Segment Start: SOURCE PASSAGE

The spider is almost symbolically too rich. It is collective sin and punishment, the evil inside us all, but also, from Swiss folklore, a plague metaphor. And it’s also a vigorously described actual monster, with a sense of humor – it likes to perch on it’s victim's head, so everyone but its immediate prey can see it.
I’ll reserve my complaints about the availability of 19th century German literature in English for tomorrow. The Black Spider ought to be, in the U.S. a creepy horror classic, at least. In print somewhere, at least.
I read The Black Spider in a book of Three Eerie Tales. Here’s a fellow who read it in an old anthology with a fantastic Edward Gorey cover, well worth the click. It’s also been published on its own, with a boring cover, but scroll down a bit for a skin-crawling illustration. And here’s a discussion of what Robert Walser thought about The Black Spider (it “makes my back cold”). Now that’s an endorsement!
Hello there. I just wanted to say thanks for stopping by my blog and thanks for the encouraging words about taking on the canon.
ReplyDeleteI was excited to see what you're doing over here at Wuthering Expectations, and I plan to stop by and read often. There's a much bigger classic literature community out here than I first realized!

Segment End: SOURCE PASSAGE

■ ASSIGNED TASK A ■
Reproduce the passage on The Black Spider word for word, from "ReplyDeleteI was excited" up to and including "I first realized!".
■ ASSIGNED TASK B ■
Carry on the blog post about The Black Spider from its final sentence.

Segment Start: GIVEN INFORMATION

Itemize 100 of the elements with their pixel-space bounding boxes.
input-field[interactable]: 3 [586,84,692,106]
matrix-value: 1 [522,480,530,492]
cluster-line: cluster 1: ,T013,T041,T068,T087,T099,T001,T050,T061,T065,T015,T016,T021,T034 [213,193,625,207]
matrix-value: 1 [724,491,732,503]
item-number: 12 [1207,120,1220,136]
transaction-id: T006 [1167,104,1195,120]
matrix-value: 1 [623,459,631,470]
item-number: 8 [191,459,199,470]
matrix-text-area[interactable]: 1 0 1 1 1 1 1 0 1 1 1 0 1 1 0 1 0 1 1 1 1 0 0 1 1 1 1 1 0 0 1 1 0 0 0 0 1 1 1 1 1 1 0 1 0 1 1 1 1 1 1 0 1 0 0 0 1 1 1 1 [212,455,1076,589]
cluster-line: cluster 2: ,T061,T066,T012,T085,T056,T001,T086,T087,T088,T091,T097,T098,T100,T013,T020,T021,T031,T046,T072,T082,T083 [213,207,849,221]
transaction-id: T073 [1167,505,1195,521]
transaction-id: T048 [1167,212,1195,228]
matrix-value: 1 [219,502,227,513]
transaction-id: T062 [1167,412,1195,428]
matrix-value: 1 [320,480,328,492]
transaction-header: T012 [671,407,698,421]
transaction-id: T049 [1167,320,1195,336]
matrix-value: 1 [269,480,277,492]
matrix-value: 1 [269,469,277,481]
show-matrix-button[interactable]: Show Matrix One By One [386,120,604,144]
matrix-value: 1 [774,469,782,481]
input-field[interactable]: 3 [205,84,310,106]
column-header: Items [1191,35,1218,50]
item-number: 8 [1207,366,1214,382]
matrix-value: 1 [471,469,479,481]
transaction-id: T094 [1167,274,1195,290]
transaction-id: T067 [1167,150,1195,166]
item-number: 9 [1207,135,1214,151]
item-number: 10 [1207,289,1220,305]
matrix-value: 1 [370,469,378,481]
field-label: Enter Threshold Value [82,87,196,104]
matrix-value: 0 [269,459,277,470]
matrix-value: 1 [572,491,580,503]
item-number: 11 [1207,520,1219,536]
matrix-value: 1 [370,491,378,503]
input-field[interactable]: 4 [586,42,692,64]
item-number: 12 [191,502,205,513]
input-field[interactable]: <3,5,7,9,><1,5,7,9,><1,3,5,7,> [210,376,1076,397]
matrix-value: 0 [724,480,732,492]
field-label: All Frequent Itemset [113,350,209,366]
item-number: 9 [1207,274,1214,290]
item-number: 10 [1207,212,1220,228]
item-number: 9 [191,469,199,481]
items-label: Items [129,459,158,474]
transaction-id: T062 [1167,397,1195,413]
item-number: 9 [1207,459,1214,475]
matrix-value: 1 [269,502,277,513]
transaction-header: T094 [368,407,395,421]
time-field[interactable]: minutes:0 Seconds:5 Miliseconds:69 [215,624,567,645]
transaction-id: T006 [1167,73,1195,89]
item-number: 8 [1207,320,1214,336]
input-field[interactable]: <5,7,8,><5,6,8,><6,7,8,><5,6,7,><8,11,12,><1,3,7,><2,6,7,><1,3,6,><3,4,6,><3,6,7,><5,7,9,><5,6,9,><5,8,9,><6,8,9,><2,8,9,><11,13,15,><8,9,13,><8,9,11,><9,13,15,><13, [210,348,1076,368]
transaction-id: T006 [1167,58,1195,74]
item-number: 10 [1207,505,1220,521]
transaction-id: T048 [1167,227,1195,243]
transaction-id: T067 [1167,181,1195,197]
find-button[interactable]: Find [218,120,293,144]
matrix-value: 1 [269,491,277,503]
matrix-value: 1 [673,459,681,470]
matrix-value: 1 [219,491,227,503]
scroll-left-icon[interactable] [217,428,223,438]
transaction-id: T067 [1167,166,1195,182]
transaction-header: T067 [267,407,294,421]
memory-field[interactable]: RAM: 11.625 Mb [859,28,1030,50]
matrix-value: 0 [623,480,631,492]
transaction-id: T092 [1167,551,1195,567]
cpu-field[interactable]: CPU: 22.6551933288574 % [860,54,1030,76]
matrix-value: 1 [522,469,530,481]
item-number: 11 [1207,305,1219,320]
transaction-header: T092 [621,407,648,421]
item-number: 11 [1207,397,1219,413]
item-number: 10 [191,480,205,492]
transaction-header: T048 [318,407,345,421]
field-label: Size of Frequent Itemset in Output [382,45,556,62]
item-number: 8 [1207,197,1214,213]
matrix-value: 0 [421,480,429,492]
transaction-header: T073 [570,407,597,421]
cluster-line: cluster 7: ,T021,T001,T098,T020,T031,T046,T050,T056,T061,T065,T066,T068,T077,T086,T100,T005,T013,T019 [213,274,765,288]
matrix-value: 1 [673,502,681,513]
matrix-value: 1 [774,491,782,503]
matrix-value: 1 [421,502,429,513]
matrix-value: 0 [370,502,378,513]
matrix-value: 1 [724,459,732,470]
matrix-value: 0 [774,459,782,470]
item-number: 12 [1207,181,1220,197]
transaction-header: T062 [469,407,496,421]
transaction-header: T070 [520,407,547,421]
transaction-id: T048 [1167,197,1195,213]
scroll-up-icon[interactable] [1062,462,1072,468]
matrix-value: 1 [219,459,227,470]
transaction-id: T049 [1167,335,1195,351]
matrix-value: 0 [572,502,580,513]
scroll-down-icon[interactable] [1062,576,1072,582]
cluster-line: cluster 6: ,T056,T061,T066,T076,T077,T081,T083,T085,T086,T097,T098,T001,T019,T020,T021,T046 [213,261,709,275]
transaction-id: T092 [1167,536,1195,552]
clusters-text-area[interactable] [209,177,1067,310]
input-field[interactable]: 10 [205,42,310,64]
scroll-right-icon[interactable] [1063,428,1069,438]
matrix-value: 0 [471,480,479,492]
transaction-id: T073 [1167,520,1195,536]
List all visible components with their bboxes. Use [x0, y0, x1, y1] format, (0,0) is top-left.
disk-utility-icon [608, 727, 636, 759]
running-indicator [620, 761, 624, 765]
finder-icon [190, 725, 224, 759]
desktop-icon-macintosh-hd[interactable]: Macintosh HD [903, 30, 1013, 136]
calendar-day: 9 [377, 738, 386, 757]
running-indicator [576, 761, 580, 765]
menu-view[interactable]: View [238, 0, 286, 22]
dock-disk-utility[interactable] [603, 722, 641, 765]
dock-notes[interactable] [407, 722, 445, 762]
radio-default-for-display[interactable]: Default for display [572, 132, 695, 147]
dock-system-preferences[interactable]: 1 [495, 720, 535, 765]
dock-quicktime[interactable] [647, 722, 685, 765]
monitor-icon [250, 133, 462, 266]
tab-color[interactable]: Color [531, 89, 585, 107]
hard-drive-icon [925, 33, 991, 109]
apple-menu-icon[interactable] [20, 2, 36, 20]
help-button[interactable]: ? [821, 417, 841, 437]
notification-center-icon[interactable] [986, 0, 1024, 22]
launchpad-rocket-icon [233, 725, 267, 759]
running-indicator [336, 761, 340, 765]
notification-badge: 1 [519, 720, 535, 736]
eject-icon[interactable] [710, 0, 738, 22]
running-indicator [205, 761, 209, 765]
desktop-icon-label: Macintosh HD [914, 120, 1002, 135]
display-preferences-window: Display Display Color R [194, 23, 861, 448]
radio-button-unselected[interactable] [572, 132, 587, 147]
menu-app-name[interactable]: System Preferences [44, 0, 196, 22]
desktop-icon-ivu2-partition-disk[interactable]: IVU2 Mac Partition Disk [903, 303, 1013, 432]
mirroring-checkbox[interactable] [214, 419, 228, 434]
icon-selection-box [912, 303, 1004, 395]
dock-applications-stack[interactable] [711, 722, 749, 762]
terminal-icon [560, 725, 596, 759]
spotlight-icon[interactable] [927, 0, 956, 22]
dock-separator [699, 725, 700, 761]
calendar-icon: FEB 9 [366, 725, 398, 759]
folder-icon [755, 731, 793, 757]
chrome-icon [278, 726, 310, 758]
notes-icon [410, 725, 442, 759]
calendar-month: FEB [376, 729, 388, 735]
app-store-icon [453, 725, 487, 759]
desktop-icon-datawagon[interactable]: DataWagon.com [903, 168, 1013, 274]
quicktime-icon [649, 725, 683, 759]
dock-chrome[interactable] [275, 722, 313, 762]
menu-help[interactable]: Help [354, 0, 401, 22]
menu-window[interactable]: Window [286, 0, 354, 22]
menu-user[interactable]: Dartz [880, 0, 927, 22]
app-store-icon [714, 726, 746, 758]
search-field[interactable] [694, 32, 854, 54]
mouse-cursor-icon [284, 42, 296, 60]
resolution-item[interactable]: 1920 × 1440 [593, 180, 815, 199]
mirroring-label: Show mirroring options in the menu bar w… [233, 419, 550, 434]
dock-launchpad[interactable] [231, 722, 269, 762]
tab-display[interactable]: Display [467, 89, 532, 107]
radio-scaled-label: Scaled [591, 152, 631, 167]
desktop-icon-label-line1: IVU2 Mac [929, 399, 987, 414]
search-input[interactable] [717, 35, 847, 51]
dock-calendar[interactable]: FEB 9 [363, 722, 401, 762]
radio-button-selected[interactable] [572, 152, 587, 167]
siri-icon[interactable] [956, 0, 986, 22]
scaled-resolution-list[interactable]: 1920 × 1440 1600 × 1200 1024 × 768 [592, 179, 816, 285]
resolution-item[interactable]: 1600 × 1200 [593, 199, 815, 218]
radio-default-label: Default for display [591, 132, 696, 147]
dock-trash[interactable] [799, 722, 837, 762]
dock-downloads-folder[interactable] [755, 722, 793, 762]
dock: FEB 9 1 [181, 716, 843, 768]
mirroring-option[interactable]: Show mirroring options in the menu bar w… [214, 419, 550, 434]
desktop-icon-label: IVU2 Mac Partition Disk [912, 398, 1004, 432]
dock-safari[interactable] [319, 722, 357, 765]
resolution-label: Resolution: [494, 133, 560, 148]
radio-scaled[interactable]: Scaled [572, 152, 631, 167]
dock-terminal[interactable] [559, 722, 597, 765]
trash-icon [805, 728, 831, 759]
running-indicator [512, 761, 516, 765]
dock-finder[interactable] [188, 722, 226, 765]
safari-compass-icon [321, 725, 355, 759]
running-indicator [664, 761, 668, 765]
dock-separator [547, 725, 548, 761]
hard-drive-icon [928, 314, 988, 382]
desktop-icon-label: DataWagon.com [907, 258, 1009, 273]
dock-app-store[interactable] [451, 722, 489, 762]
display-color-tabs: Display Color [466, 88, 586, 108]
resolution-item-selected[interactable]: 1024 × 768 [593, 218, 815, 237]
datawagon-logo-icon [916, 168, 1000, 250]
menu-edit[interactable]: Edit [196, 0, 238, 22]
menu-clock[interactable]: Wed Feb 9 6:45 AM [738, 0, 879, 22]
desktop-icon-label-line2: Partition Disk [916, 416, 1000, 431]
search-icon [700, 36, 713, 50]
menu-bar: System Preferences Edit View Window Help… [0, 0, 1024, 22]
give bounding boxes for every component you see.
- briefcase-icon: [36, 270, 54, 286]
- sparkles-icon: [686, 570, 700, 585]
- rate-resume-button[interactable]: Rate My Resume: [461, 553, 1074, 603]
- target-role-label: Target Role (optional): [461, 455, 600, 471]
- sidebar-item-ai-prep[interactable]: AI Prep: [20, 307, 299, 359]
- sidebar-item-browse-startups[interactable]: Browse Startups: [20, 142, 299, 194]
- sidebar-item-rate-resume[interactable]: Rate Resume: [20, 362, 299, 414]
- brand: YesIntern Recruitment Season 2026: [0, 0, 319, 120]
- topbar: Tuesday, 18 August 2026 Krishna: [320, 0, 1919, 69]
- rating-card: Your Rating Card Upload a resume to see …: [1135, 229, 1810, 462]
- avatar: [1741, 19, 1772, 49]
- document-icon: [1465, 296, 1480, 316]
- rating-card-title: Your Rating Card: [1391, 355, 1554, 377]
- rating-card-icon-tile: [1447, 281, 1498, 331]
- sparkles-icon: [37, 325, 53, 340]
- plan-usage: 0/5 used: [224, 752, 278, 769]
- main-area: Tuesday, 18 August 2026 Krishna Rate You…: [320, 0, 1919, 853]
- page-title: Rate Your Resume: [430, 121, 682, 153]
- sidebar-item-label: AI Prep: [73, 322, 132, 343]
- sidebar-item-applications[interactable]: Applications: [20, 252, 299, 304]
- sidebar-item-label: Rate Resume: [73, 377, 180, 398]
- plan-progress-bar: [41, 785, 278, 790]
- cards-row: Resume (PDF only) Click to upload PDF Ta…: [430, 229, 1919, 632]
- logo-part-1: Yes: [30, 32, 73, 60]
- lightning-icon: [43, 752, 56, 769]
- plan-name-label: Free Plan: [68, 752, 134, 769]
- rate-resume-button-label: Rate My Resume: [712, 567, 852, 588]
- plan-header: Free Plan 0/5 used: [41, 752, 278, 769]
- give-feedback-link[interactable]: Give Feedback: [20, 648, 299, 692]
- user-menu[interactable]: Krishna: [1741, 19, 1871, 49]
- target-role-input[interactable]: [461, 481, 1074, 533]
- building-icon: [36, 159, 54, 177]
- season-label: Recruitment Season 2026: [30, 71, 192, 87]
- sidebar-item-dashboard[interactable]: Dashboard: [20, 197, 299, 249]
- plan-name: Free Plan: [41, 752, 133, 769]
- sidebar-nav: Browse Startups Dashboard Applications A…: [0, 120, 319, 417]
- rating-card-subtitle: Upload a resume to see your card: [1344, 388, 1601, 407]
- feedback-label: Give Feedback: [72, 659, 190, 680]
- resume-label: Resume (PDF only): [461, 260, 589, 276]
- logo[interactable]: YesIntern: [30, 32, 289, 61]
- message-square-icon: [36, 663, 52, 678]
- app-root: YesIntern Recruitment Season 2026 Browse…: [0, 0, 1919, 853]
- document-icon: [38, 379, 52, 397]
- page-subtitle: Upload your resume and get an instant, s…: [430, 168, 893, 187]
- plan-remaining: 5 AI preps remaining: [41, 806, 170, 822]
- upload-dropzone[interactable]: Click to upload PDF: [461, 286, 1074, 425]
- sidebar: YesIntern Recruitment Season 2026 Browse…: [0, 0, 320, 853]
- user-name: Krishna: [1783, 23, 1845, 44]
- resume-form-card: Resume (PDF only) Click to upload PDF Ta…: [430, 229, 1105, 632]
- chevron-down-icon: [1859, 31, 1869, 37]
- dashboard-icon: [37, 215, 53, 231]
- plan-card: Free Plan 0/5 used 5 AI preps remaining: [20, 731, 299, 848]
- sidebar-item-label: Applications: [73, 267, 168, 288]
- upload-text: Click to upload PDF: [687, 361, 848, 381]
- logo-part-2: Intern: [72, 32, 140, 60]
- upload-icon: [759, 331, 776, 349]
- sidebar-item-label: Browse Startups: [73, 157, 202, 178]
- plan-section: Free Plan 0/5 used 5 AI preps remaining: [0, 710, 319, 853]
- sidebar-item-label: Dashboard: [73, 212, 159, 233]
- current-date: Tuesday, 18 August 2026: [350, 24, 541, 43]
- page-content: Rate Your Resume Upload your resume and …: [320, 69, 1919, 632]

Segment End: GIVEN INFORMATION

■ ANSWER SECTION A ■
ReplyDeleteI was excited to see what you're doing over here at Wuthering Expectations, and I plan to stop by and read often. There's a much bigger classic literature community out here than I first realized!

■ ANSWER SECTION B ■
I like your positive attitude. I somehow had assumed there would be a lot more non-academic semi-specialists. Anyone know a Renaissance/ early modern litblog, one that isn't entirely about conference scheduling? 'Cause that's all I've found.
ReplyDeleteI should have thought to mention Robert Walser before - have you read him? Definitely a Swiss fellow not to be missed. Jacob von Gunten is a twisty, forlorn tale. And if you're interested in more folkloric stuff, Ramuz might be someone you'd enjoy. He was big on exploring the idea of the noble peasant, romanticizing nature and common people.
ReplyDeleteI will have a look for Gotthelf.
I've read a single, three paragraph story by Robert Walser. He's in the Must Read category. I haven't read Ramuz, either, but I was led to his existence, as to many things, by a single reference in Sebald. For details, see here: http://sebald.wordpress.com/category/cf-ramuz/
ReplyDeleteI missed this discussion too (yet another one), but I'll now link this back to my Black Spider posts. Edwin Frank at NYRB mentioned that the version you & I read (in Three Eerie Tales) isn't complete. I plan to compare it closely to the Waidson/Calder translation to figure out what exactly was cut. It sucks that this isn't mentioned anywhere on the book.
ReplyDeleteAlso, I was in touch with someone (somewhere) who said she read The Black Spider in an anthology of 19th century Gothic stories or novellas. She couldn't remember the name of the anthology (or the translator). I plan to research it soon.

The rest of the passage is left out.